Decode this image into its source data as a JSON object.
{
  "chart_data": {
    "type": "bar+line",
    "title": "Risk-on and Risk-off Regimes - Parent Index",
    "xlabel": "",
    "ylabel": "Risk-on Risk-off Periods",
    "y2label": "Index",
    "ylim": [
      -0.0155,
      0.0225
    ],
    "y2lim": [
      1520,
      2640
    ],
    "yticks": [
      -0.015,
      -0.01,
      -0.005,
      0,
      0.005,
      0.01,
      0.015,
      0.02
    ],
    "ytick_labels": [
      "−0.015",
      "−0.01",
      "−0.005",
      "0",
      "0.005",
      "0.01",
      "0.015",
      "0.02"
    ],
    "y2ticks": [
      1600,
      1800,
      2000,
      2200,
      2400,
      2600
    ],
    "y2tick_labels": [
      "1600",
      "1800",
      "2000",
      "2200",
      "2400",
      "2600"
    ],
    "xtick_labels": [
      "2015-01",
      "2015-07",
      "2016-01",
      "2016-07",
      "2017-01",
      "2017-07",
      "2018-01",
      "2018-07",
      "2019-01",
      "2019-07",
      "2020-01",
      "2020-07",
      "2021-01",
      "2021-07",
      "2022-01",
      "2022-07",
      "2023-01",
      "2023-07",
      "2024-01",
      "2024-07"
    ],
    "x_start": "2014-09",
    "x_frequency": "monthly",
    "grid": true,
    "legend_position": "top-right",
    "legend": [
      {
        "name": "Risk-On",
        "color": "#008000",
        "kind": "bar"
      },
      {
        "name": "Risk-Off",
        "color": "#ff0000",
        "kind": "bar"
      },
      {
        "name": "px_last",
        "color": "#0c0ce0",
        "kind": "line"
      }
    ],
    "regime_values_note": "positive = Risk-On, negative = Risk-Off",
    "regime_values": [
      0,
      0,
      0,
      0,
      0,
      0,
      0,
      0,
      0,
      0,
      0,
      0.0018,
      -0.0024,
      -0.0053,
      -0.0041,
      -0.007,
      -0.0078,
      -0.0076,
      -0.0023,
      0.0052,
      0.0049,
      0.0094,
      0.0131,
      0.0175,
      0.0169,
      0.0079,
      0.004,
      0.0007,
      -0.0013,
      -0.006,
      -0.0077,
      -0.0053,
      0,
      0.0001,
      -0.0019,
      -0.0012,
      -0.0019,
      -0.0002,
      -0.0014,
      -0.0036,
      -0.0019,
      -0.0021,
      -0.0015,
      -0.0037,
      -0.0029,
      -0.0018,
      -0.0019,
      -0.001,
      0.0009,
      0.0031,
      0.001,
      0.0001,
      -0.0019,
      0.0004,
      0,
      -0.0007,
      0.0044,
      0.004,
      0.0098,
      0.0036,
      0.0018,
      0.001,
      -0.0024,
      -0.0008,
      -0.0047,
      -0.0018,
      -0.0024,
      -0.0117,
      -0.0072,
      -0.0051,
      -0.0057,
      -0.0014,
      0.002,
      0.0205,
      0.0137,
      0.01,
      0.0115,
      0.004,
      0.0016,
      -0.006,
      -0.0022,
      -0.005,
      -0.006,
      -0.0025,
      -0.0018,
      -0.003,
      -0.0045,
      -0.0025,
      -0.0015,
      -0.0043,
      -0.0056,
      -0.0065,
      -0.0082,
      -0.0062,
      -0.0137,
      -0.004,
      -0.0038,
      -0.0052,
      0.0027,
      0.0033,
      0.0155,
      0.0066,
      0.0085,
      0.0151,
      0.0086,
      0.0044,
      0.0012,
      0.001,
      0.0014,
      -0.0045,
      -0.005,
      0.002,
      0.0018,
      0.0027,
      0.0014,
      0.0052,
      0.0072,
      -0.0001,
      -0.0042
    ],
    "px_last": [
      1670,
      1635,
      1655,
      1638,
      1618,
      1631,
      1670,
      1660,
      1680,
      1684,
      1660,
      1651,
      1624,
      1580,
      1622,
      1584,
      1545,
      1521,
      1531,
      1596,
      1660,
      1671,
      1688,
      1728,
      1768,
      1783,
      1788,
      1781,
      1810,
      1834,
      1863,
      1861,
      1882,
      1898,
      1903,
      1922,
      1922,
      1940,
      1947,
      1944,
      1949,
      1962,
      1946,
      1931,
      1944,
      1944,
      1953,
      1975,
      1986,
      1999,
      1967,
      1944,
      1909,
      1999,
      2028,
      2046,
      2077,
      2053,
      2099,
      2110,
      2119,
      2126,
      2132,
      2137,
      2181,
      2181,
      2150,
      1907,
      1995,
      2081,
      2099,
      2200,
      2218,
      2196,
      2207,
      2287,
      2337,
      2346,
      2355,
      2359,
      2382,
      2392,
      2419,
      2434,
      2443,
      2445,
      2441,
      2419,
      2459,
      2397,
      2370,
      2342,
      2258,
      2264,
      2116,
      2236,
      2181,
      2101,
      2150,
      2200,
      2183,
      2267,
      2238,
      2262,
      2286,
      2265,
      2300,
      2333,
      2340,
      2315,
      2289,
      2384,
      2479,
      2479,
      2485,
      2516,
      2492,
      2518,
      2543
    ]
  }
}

---

- PROMPT
Return all the data exactly as given.

- EXERCISE OUTPUT
Decode this image into its source data as a JSON object.
{
  "chart_data": {
    "type": "bar+line",
    "title": "Risk-on and Risk-off Regimes - Parent Index",
    "xlabel": "",
    "ylabel": "Risk-on Risk-off Periods",
    "y2label": "Index",
    "ylim": [
      -0.0155,
      0.0225
    ],
    "y2lim": [
      1520,
      2640
    ],
    "yticks": [
      -0.015,
      -0.01,
      -0.005,
      0,
      0.005,
      0.01,
      0.015,
      0.02
    ],
    "ytick_labels": [
      "−0.015",
      "−0.01",
      "−0.005",
      "0",
      "0.005",
      "0.01",
      "0.015",
      "0.02"
    ],
    "y2ticks": [
      1600,
      1800,
      2000,
      2200,
      2400,
      2600
    ],
    "y2tick_labels": [
      "1600",
      "1800",
      "2000",
      "2200",
      "2400",
      "2600"
    ],
    "xtick_labels": [
      "2015-01",
      "2015-07",
      "2016-01",
      "2016-07",
      "2017-01",
      "2017-07",
      "2018-01",
      "2018-07",
      "2019-01",
      "2019-07",
      "2020-01",
      "2020-07",
      "2021-01",
      "2021-07",
      "2022-01",
      "2022-07",
      "2023-01",
      "2023-07",
      "2024-01",
      "2024-07"
    ],
    "x_start": "2014-09",
    "x_frequency": "monthly",
    "grid": true,
    "legend_position": "top-right",
    "legend": [
      {
        "name": "Risk-On",
        "color": "#008000",
        "kind": "bar"
      },
      {
        "name": "Risk-Off",
        "color": "#ff0000",
        "kind": "bar"
      },
      {
        "name": "px_last",
        "color": "#0c0ce0",
        "kind": "line"
      }
    ],
    "regime_values_note": "positive = Risk-On, negative = Risk-Off",
    "regime_values": [
      0,
      0,
      0,
      0,
      0,
      0,
      0,
      0,
      0,
      0,
      0,
      0.0018,
      -0.0024,
      -0.0053,
      -0.0041,
      -0.007,
      -0.0078,
      -0.0076,
      -0.0023,
      0.0052,
      0.0049,
      0.0094,
      0.0131,
      0.0175,
      0.0169,
      0.0079,
      0.004,
      0.0007,
      -0.0013,
      -0.006,
      -0.0077,
      -0.0053,
      0,
      0.0001,
      -0.0019,
      -0.0012,
      -0.0019,
      -0.0002,
      -0.0014,
      -0.0036,
      -0.0019,
      -0.0021,
      -0.0015,
      -0.0037,
      -0.0029,
      -0.0018,
      -0.0019,
      -0.001,
      0.0009,
      0.0031,
      0.001,
      0.0001,
      -0.0019,
      0.0004,
      0,
      -0.0007,
      0.0044,
      0.004,
      0.0098,
      0.0036,
      0.0018,
      0.001,
      -0.0024,
      -0.0008,
      -0.0047,
      -0.0018,
      -0.0024,
      -0.0117,
      -0.0072,
      -0.0051,
      -0.0057,
      -0.0014,
      0.002,
      0.0205,
      0.0137,
      0.01,
      0.0115,
      0.004,
      0.0016,
      -0.006,
      -0.0022,
      -0.005,
      -0.006,
      -0.0025,
      -0.0018,
      -0.003,
      -0.0045,
      -0.0025,
      -0.0015,
      -0.0043,
      -0.0056,
      -0.0065,
      -0.0082,
      -0.0062,
      -0.0137,
      -0.004,
      -0.0038,
      -0.0052,
      0.0027,
      0.0033,
      0.0155,
      0.0066,
      0.0085,
      0.0151,
      0.0086,
      0.0044,
      0.0012,
      0.001,
      0.0014,
      -0.0045,
      -0.005,
      0.002,
      0.0018,
      0.0027,
      0.0014,
      0.0052,
      0.0072,
      -0.0001,
      -0.0042
    ],
    "px_last": [
      1670,
      1635,
      1655,
      1638,
      1618,
      1631,
      1670,
      1660,
      1680,
      1684,
      1660,
      1651,
      1624,
      1580,
      1622,
      1584,
      1545,
      1521,
      1531,
      1596,
      1660,
      1671,
      1688,
      1728,
      1768,
      1783,
      1788,
      1781,
      1810,
      1834,
      1863,
      1861,
      1882,
      1898,
      1903,
      1922,
      1922,
      1940,
      1947,
      1944,
      1949,
      1962,
      1946,
      1931,
      1944,
      1944,
      1953,
      1975,
      1986,
      1999,
      1967,
      1944,
      1909,
      1999,
      2028,
      2046,
      2077,
      2053,
      2099,
      2110,
      2119,
      2126,
      2132,
      2137,
      2181,
      2181,
      2150,
      1907,
      1995,
      2081,
      2099,
      2200,
      2218,
      2196,
      2207,
      2287,
      2337,
      2346,
      2355,
      2359,
      2382,
      2392,
      2419,
      2434,
      2443,
      2445,
      2441,
      2419,
      2459,
      2397,
      2370,
      2342,
      2258,
      2264,
      2116,
      2236,
      2181,
      2101,
      2150,
      2200,
      2183,
      2267,
      2238,
      2262,
      2286,
      2265,
      2300,
      2333,
      2340,
      2315,
      2289,
      2384,
      2479,
      2479,
      2485,
      2516,
      2492,
      2518,
      2543
    ]
  }
}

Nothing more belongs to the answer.